Data records:
--- begin ---

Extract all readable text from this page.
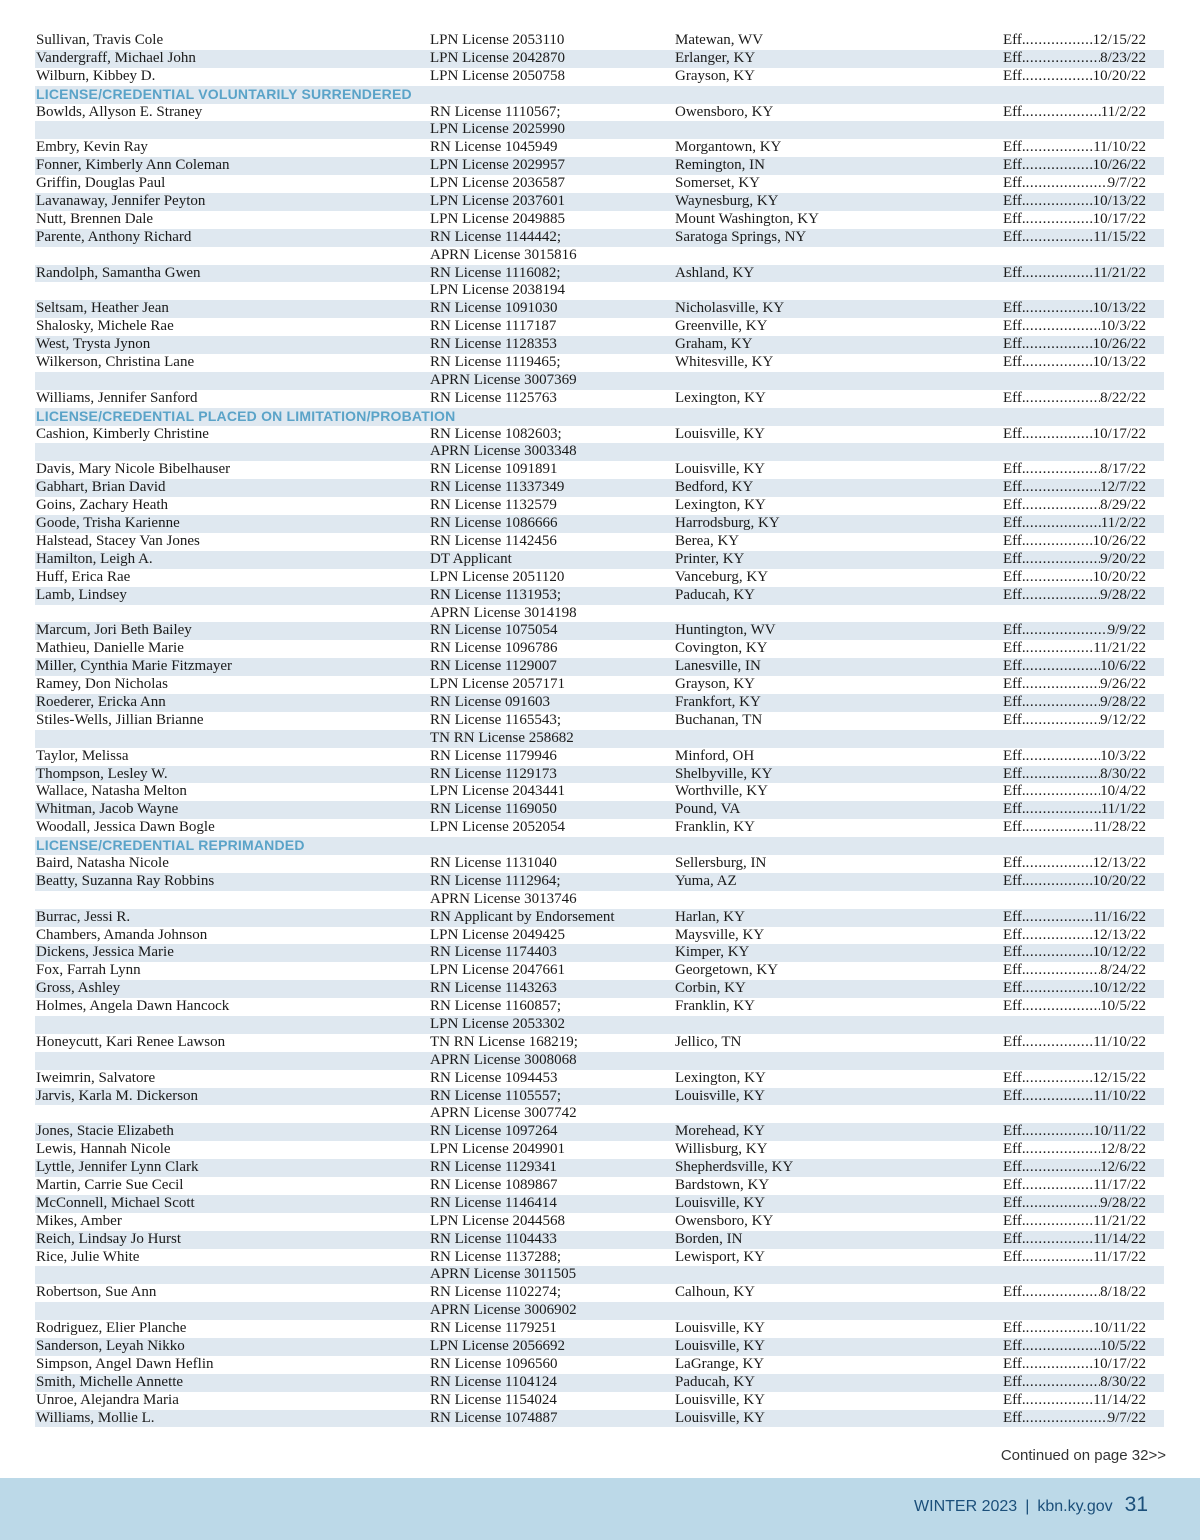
Sullivan, Travis Cole	LPN License 2053110	Matewan, WV	Eff. .....	12/15/22
Vandergraff, Michael John	LPN License 2042870	Erlanger, KY	Eff. .....	8/23/22
Wilburn, Kibbey D.	LPN License 2050758	Grayson, KY	Eff. .....	10/20/22
LICENSE/CREDENTIAL VOLUNTARILY SURRENDERED
Bowlds, Allyson E. Straney	RN License 1110567;	Owensboro, KY	Eff. .....	11/2/22
LPN License 2025990
Embry, Kevin Ray	RN License 1045949	Morgantown, KY	Eff. .....	11/10/22
Fonner, Kimberly Ann Coleman	LPN License 2029957	Remington, IN	Eff. .....	10/26/22
Griffin, Douglas Paul	LPN License 2036587	Somerset, KY	Eff. .....	9/7/22
Lavanaway, Jennifer Peyton	LPN License 2037601	Waynesburg, KY	Eff. .....	10/13/22
Nutt, Brennen Dale	LPN License 2049885	Mount Washington, KY	Eff. .....	10/17/22
Parente, Anthony Richard	RN License 1144442;	Saratoga Springs, NY	Eff. .....	11/15/22
APRN License 3015816
Randolph, Samantha Gwen	RN License 1116082;	Ashland, KY	Eff. .....	11/21/22
LPN License 2038194
Seltsam, Heather Jean	RN License 1091030	Nicholasville, KY	Eff. .....	10/13/22
Shalosky, Michele Rae	RN License 1117187	Greenville, KY	Eff. .....	10/3/22
West, Trysta Jynon	RN License 1128353	Graham, KY	Eff. .....	10/26/22
Wilkerson, Christina Lane	RN License 1119465;	Whitesville, KY	Eff. .....	10/13/22
APRN License 3007369
Williams, Jennifer Sanford	RN License 1125763	Lexington, KY	Eff. .....	8/22/22
LICENSE/CREDENTIAL PLACED ON LIMITATION/PROBATION
Cashion, Kimberly Christine	RN License 1082603;	Louisville, KY	Eff. .....	10/17/22
APRN License 3003348
Davis, Mary Nicole Bibelhauser	RN License 1091891	Louisville, KY	Eff. .....	8/17/22
Gabhart, Brian David	RN License 11337349	Bedford, KY	Eff. .....	12/7/22
Goins, Zachary Heath	RN License 1132579	Lexington, KY	Eff. .....	8/29/22
Goode, Trisha Karienne	RN License 1086666	Harrodsburg, KY	Eff. .....	11/2/22
Halstead, Stacey Van Jones	RN License 1142456	Berea, KY	Eff. .....	10/26/22
Hamilton, Leigh A.	DT Applicant	Printer, KY	Eff. .....	9/20/22
Huff, Erica Rae	LPN License 2051120	Vanceburg, KY	Eff. .....	10/20/22
Lamb, Lindsey	RN License 1131953;	Paducah, KY	Eff. .....	9/28/22
APRN License 3014198
Marcum, Jori Beth Bailey	RN License 1075054	Huntington, WV	Eff. .....	9/9/22
Mathieu, Danielle Marie	RN License 1096786	Covington, KY	Eff. .....	11/21/22
Miller, Cynthia Marie Fitzmayer	RN License 1129007	Lanesville, IN	Eff. .....	10/6/22
Ramey, Don Nicholas	LPN License 2057171	Grayson, KY	Eff. .....	9/26/22
Roederer, Ericka Ann	RN License 091603	Frankfort, KY	Eff. .....	9/28/22
Stiles-Wells, Jillian Brianne	RN License 1165543;	Buchanan, TN	Eff. .....	9/12/22
TN RN License 258682
Taylor, Melissa	RN License 1179946	Minford, OH	Eff. .....	10/3/22
Thompson, Lesley W.	RN License 1129173	Shelbyville, KY	Eff. .....	8/30/22
Wallace, Natasha Melton	LPN License 2043441	Worthville, KY	Eff. .....	10/4/22
Whitman, Jacob Wayne	RN License 1169050	Pound, VA	Eff. .....	11/1/22
Woodall, Jessica Dawn Bogle	LPN License 2052054	Franklin, KY	Eff. .....	11/28/22
LICENSE/CREDENTIAL REPRIMANDED
Baird, Natasha Nicole	RN License 1131040	Sellersburg, IN	Eff. .....	12/13/22
Beatty, Suzanna Ray Robbins	RN License 1112964;	Yuma, AZ	Eff. .....	10/20/22
APRN License 3013746
Burrac, Jessi R.	RN Applicant by Endorsement	Harlan, KY	Eff. .....	11/16/22
Chambers, Amanda Johnson	LPN License 2049425	Maysville, KY	Eff. .....	12/13/22
Dickens, Jessica Marie	RN License 1174403	Kimper, KY	Eff. .....	10/12/22
Fox, Farrah Lynn	LPN License 2047661	Georgetown, KY	Eff. .....	8/24/22
Gross, Ashley	RN License 1143263	Corbin, KY	Eff. .....	10/12/22
Holmes, Angela Dawn Hancock	RN License 1160857;	Franklin, KY	Eff. .....	10/5/22
LPN License 2053302
Honeycutt, Kari Renee Lawson	TN RN License 168219;	Jellico, TN	Eff. .....	11/10/22
APRN License 3008068
Iweimrin, Salvatore	RN License 1094453	Lexington, KY	Eff. .....	12/15/22
Jarvis, Karla M. Dickerson	RN License 1105557;	Louisville, KY	Eff. .....	11/10/22
APRN License 3007742
Jones, Stacie Elizabeth	RN License 1097264	Morehead, KY	Eff. .....	10/11/22
Lewis, Hannah Nicole	LPN License 2049901	Willisburg, KY	Eff. .....	12/8/22
Lyttle, Jennifer Lynn Clark	RN License 1129341	Shepherdsville, KY	Eff. .....	12/6/22
Martin, Carrie Sue Cecil	RN License 1089867	Bardstown, KY	Eff. .....	11/17/22
McConnell, Michael Scott	RN License 1146414	Louisville, KY	Eff. .....	9/28/22
Mikes, Amber	LPN License 2044568	Owensboro, KY	Eff. .....	11/21/22
Reich, Lindsay Jo Hurst	RN License 1104433	Borden, IN	Eff. .....	11/14/22
Rice, Julie White	RN License 1137288;	Lewisport, KY	Eff. .....	11/17/22
APRN License 3011505
Robertson, Sue Ann	RN License 1102274;	Calhoun, KY	Eff. .....	8/18/22
APRN License 3006902
Rodriguez, Elier Planche	RN License 1179251	Louisville, KY	Eff. .....	10/11/22
Sanderson, Leyah Nikko	LPN License 2056692	Louisville, KY	Eff. .....	10/5/22
Simpson, Angel Dawn Heflin	RN License 1096560	LaGrange, KY	Eff. .....	10/17/22
Smith, Michelle Annette	RN License 1104124	Paducah, KY	Eff. .....	8/30/22
Unroe, Alejandra Maria	RN License 1154024	Louisville, KY	Eff. .....	11/14/22
Williams, Mollie L.	RN License 1074887	Louisville, KY	Eff. .....	9/7/22
Continued on page 32>>
WINTER 2023 | kbn.ky.gov 31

--- end ---

- [The request]: Show all lines in the entries above where the string "Dawn" appears.

- [Solution below]:
Woodall, Jessica Dawn Bogle	LPN License 2052054	Franklin, KY	Eff. .....	11/28/22
Holmes, Angela Dawn Hancock	RN License 1160857;	Franklin, KY	Eff. .....	10/5/22
Simpson, Angel Dawn Heflin	RN License 1096560	LaGrange, KY	Eff. .....	10/17/22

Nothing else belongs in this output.